- _WHAT TO WORK ON_
Transcribe all the entries word for word, omitting any pictures they contain.

- _Records from a dataset_
● ● ● ● ●

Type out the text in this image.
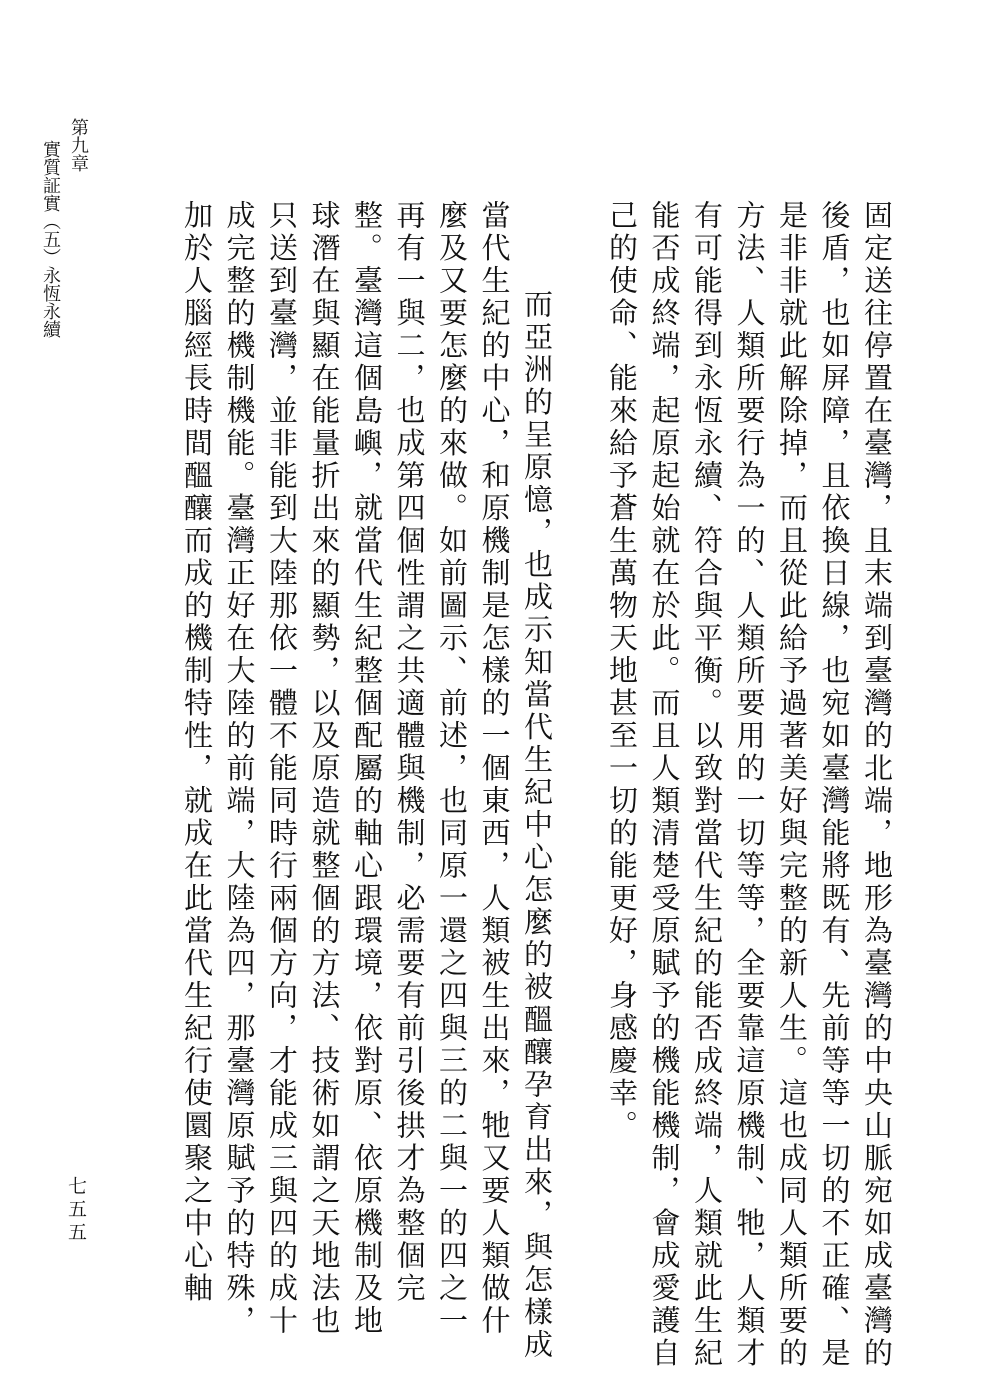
第九章
實質証實（五）永恆永續
七五五	固定送往停置在臺灣，且末端到臺灣的北端，地形為臺灣的中央山脈宛如成臺灣的
後盾，也如屏障，且依換日線，也宛如臺灣能將既有、先前等等一切的不正確、是
是非非就此解除掉，而且從此給予過著美好與完整的新人生。這也成同人類所要的
方法、人類所要行為一的、人類所要用的一切等等，全要靠這原機制、牠，人類才
有可能得到永恆永續、符合與平衡。以致對當代生紀的能否成終端，人類就此生紀
能否成終端，起原起始就在於此。而且人類清楚受原賦予的機能機制，會成愛護自
己的使命、能來給予蒼生萬物天地甚至一切的能更好，身感慶幸。
而亞洲的呈原憶，也成示知當代生紀中心怎麼的被醞釀孕育出來，與怎樣成
當代生紀的中心，和原機制是怎樣的一個東西，人類被生出來，牠又要人類做什
麼及又要怎麼的來做。如前圖示、前述，也同原一還之四與三的二與一的四之一
再有一與二，也成第四個性謂之共適體與機制，必需要有前引後拱才為整個完
整。臺灣這個島嶼，就當代生紀整個配屬的軸心跟環境，依對原、依原機制及地
球潛在與顯在能量折出來的顯勢，以及原造就整個的方法、技術如謂之天地法也
只送到臺灣，並非能到大陸那依一體不能同時行兩個方向，才能成三與四的成十
成完整的機制機能。臺灣正好在大陸的前端，大陸為四，那臺灣原賦予的特殊，
加於人腦經長時間醞釀而成的機制特性，就成在此當代生紀行使圜聚之中心軸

● ● ● ● ●

- _FINAL RESULT_
Type out the text in this image.
第九章
實質証實（五）永恆永續
七五五	固定送往停置在臺灣，且末端到臺灣的北端，地形為臺灣的中央山脈宛如成臺灣的
後盾，也如屏障，且依換日線，也宛如臺灣能將既有、先前等等一切的不正確、是
是非非就此解除掉，而且從此給予過著美好與完整的新人生。這也成同人類所要的
方法、人類所要行為一的、人類所要用的一切等等，全要靠這原機制、牠，人類才
有可能得到永恆永續、符合與平衡。以致對當代生紀的能否成終端，人類就此生紀
能否成終端，起原起始就在於此。而且人類清楚受原賦予的機能機制，會成愛護自
己的使命、能來給予蒼生萬物天地甚至一切的能更好，身感慶幸。
而亞洲的呈原憶，也成示知當代生紀中心怎麼的被醞釀孕育出來，與怎樣成
當代生紀的中心，和原機制是怎樣的一個東西，人類被生出來，牠又要人類做什
麼及又要怎麼的來做。如前圖示、前述，也同原一還之四與三的二與一的四之一
再有一與二，也成第四個性謂之共適體與機制，必需要有前引後拱才為整個完
整。臺灣這個島嶼，就當代生紀整個配屬的軸心跟環境，依對原、依原機制及地
球潛在與顯在能量折出來的顯勢，以及原造就整個的方法、技術如謂之天地法也
只送到臺灣，並非能到大陸那依一體不能同時行兩個方向，才能成三與四的成十
成完整的機制機能。臺灣正好在大陸的前端，大陸為四，那臺灣原賦予的特殊，
加於人腦經長時間醞釀而成的機制特性，就成在此當代生紀行使圜聚之中心軸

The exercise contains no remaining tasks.